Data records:

-*-*-

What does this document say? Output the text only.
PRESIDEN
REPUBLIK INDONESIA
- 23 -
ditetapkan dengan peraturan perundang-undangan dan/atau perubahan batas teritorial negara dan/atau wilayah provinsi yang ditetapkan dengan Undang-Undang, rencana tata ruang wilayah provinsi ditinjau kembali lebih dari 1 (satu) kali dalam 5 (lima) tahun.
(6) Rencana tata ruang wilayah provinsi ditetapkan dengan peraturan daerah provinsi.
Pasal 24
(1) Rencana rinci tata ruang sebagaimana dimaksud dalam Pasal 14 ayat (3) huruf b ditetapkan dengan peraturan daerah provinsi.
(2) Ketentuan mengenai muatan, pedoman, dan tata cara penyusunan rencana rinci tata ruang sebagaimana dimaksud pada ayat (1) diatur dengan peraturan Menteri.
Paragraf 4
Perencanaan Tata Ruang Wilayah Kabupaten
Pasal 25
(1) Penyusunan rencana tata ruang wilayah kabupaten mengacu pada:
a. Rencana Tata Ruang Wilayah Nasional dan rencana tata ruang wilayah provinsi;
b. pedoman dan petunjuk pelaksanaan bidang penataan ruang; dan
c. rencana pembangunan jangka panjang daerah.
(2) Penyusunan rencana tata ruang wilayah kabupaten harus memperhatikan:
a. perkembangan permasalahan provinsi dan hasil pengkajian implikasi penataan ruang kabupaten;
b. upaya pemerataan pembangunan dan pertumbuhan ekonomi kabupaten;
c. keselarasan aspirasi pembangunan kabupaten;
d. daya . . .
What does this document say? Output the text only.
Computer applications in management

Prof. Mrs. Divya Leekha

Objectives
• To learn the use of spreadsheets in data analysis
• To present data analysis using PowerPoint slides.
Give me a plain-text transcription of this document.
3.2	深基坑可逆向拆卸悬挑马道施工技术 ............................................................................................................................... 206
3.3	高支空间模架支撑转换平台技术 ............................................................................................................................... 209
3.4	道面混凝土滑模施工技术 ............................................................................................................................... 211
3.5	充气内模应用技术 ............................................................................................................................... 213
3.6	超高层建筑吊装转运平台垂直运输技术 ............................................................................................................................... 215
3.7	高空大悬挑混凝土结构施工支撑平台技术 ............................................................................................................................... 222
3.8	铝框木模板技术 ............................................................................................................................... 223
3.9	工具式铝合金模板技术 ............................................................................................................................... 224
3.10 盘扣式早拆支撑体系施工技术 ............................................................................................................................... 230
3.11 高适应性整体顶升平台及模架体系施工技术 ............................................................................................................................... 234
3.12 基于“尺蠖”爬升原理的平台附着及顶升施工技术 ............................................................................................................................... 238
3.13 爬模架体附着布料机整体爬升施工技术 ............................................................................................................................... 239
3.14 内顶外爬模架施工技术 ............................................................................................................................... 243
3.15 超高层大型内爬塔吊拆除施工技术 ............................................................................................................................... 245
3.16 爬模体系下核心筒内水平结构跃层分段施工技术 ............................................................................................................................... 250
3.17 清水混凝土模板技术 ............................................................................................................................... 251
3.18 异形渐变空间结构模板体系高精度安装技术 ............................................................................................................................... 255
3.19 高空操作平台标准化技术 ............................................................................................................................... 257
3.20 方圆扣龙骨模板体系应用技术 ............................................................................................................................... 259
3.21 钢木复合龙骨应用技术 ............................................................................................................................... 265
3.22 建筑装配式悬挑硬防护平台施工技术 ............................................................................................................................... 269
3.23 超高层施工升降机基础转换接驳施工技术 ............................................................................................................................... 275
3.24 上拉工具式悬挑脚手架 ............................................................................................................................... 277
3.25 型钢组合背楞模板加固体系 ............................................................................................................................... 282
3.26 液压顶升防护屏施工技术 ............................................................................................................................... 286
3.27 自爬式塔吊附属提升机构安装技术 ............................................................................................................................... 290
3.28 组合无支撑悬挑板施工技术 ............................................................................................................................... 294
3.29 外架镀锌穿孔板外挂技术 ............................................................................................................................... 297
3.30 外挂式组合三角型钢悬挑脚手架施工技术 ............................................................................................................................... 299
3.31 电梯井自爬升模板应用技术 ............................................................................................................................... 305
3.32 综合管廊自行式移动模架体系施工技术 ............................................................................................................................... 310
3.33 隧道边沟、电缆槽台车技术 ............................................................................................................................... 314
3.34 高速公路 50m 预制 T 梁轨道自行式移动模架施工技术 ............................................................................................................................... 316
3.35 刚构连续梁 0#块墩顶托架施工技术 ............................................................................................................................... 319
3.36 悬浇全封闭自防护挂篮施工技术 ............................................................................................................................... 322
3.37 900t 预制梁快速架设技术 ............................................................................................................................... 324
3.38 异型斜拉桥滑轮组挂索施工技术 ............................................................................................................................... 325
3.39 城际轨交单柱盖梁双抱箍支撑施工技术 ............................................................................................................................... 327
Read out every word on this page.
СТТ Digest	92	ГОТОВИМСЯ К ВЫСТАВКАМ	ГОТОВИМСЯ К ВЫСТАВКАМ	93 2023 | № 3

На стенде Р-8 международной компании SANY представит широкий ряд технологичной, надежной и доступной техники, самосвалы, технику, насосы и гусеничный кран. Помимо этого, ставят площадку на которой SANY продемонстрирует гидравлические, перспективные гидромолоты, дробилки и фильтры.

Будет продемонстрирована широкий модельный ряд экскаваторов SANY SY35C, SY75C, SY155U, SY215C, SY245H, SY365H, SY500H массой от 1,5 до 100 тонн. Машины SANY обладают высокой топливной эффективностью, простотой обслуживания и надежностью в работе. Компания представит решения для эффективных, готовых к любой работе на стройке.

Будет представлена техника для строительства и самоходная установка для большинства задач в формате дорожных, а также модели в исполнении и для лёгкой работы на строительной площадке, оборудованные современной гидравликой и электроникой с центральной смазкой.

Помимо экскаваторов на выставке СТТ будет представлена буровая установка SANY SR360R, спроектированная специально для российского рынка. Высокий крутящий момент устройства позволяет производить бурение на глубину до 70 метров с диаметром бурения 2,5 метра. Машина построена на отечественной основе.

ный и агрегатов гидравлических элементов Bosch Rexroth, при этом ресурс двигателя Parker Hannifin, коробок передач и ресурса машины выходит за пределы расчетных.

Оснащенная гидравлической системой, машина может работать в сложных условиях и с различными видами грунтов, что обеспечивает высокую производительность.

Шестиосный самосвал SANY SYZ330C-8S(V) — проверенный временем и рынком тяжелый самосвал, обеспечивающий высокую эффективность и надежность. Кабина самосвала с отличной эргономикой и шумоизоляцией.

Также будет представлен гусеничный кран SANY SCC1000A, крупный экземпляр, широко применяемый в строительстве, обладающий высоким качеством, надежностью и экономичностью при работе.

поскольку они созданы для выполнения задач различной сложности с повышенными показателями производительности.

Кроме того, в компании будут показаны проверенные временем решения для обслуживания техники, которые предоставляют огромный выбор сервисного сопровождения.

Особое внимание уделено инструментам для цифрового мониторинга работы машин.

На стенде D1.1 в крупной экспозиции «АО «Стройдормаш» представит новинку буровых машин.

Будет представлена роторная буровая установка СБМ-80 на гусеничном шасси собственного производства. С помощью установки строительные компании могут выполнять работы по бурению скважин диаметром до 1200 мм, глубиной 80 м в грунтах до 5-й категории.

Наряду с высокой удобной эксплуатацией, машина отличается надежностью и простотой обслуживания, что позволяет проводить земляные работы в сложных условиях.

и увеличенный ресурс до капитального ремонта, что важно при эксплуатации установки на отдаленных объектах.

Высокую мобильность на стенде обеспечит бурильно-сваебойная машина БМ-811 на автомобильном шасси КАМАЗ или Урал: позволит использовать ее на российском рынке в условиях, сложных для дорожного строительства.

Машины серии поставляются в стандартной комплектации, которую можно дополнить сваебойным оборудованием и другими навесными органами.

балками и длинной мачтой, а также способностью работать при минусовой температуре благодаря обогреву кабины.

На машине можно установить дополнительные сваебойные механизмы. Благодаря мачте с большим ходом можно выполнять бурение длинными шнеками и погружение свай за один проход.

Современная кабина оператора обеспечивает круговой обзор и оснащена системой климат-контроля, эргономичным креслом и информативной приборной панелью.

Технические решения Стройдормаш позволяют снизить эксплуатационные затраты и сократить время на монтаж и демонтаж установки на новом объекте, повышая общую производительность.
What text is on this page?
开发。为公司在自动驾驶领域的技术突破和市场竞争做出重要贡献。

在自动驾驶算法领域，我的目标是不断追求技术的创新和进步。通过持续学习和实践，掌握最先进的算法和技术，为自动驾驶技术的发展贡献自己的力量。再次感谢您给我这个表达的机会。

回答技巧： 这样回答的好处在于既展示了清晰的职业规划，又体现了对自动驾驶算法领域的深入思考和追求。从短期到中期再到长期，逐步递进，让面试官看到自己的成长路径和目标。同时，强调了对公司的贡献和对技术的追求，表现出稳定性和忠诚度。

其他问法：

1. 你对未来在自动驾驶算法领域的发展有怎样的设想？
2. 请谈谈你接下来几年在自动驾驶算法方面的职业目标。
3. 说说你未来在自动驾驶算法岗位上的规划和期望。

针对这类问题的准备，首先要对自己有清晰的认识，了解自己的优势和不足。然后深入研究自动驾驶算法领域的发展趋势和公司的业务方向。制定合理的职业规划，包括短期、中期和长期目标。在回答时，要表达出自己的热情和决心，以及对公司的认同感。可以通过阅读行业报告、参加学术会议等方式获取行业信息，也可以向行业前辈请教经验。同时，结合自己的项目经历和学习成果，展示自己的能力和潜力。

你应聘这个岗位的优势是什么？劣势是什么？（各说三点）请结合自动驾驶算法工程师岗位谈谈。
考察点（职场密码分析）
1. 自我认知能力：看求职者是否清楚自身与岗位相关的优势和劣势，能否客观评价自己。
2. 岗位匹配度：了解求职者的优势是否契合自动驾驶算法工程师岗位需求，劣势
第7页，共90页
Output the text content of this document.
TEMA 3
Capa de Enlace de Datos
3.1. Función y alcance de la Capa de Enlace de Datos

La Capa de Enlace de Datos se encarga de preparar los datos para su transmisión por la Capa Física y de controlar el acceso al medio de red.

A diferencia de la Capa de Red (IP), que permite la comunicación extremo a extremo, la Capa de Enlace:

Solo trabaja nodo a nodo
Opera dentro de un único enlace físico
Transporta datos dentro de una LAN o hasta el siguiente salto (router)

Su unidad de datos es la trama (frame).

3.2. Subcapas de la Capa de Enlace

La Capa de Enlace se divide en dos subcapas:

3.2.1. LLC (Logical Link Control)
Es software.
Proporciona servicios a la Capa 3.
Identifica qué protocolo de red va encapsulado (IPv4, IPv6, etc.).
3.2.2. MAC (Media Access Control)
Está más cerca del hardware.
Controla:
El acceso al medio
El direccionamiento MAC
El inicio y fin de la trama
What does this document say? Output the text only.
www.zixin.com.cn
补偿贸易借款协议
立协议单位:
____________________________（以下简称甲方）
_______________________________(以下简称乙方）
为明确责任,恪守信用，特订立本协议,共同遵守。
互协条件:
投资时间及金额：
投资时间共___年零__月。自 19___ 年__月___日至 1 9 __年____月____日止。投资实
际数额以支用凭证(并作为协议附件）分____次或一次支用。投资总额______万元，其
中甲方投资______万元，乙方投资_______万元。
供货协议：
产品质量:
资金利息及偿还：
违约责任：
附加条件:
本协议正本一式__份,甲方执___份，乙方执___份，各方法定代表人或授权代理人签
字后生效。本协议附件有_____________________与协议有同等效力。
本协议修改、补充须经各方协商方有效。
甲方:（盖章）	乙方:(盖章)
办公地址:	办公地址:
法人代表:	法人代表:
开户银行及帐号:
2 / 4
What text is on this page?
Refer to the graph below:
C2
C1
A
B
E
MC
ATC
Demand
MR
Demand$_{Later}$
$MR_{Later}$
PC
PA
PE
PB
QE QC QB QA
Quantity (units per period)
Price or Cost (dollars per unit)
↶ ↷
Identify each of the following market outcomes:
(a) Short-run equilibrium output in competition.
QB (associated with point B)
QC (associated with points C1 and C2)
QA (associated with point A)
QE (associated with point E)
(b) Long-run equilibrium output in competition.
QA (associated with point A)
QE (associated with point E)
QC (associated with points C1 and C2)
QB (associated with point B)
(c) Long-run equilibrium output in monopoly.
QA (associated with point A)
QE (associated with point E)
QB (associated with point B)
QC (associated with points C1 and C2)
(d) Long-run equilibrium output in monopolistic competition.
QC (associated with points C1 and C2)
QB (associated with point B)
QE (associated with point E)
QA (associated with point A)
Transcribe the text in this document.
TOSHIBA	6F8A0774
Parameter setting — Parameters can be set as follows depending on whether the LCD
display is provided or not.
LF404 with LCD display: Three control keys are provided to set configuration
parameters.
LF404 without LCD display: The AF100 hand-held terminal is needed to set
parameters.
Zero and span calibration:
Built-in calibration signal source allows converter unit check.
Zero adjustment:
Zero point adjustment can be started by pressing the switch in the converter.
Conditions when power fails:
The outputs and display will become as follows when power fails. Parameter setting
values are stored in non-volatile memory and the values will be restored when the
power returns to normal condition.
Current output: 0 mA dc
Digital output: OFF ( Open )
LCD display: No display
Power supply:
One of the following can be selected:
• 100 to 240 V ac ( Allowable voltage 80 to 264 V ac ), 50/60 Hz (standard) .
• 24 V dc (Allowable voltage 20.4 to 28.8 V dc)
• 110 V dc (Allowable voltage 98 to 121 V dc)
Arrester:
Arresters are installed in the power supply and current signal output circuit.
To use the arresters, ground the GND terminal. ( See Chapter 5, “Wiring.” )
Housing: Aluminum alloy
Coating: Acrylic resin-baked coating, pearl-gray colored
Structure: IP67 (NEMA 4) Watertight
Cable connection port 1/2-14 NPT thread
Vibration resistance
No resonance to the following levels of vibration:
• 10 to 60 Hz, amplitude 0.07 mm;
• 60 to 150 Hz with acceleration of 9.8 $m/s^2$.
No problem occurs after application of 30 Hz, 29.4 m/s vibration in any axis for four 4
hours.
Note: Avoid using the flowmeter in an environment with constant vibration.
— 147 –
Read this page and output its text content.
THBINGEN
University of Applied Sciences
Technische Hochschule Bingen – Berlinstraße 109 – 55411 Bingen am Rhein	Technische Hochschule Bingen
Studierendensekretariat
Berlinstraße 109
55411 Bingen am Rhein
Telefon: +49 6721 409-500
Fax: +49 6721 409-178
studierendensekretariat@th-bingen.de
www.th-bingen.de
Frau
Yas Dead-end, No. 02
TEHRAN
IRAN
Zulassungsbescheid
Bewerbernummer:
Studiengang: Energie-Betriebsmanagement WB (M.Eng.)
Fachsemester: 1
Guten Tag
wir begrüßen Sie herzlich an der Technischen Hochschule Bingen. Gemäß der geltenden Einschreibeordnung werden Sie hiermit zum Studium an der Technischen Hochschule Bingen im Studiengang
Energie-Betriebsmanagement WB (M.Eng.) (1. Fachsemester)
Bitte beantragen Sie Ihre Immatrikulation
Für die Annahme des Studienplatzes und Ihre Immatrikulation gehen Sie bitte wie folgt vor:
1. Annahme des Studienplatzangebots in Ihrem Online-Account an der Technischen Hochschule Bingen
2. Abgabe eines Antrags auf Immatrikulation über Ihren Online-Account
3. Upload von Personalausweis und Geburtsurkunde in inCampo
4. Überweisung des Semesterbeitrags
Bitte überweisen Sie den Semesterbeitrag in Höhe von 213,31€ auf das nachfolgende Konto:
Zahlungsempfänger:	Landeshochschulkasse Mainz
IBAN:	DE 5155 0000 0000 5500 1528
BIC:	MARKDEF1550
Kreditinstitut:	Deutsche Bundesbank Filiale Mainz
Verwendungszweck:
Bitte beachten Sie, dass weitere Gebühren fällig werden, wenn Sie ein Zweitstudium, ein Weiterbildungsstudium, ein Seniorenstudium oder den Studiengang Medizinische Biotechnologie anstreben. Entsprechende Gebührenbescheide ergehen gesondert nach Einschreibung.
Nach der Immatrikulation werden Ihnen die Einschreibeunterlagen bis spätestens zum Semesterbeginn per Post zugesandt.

-*-*-

Exercise description — Copy each line of the listing in which the word "fails" can be found.

Output —
Conditions when power fails:
The outputs and display will become as follows when power fails. Parameter setting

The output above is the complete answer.